Recorded data:
>> start
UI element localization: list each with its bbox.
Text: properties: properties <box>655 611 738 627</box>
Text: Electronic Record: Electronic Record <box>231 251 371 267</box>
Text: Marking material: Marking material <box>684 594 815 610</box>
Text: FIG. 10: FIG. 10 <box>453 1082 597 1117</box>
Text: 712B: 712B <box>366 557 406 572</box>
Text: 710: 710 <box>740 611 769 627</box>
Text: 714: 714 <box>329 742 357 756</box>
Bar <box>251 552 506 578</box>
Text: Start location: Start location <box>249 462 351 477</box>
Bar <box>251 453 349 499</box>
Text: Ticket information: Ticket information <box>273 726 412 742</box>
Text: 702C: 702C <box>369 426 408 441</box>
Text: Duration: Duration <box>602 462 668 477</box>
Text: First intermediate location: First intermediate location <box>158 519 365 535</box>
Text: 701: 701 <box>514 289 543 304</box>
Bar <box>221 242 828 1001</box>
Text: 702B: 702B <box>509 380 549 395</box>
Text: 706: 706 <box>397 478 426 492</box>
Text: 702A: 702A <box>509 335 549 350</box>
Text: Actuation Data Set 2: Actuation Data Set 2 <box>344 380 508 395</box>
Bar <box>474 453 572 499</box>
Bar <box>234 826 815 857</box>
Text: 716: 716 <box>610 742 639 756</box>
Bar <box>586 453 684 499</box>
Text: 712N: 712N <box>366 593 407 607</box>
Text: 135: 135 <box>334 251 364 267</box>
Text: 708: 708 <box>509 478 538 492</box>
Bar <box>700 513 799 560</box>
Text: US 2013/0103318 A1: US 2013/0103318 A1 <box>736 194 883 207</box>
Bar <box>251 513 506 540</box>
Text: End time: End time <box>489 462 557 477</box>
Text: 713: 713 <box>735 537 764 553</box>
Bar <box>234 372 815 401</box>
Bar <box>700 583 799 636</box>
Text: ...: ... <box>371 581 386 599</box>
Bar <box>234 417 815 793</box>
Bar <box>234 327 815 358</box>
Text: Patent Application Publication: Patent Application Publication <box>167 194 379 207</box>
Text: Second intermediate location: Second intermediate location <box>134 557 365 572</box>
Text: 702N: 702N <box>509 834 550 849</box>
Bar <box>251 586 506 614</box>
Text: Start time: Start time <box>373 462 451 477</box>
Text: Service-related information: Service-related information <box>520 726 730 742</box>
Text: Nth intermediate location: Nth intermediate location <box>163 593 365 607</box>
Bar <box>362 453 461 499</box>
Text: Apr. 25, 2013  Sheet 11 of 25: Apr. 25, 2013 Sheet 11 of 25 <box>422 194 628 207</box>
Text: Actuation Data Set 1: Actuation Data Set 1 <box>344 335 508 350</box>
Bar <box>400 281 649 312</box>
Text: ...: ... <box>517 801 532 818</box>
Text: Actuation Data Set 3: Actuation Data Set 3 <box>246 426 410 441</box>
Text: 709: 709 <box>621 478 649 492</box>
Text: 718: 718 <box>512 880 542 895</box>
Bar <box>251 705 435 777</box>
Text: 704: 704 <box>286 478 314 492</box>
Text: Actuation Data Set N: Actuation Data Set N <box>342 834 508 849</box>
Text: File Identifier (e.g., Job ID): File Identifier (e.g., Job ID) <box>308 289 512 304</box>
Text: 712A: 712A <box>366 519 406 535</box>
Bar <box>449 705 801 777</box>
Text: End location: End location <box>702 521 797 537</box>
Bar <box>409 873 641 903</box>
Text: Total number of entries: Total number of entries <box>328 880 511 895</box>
>> end
Task statement: Rewrite the part of the items that runs from the start through the line containing "Text: 702C: 702C <box>369 426 408 441</box>", replacing "Ticket information" with "Fare details" and leaving everything else unchanged.

Solution:
UI element localization: list each with its bbox.
Text: properties: properties <box>655 611 738 627</box>
Text: Electronic Record: Electronic Record <box>231 251 371 267</box>
Text: Marking material: Marking material <box>684 594 815 610</box>
Text: FIG. 10: FIG. 10 <box>453 1082 597 1117</box>
Text: 712B: 712B <box>366 557 406 572</box>
Text: 710: 710 <box>740 611 769 627</box>
Text: 714: 714 <box>329 742 357 756</box>
Bar <box>251 552 506 578</box>
Text: Start location: Start location <box>249 462 351 477</box>
Bar <box>251 453 349 499</box>
Text: Fare details: Fare details <box>273 726 412 742</box>
Text: 702C: 702C <box>369 426 408 441</box>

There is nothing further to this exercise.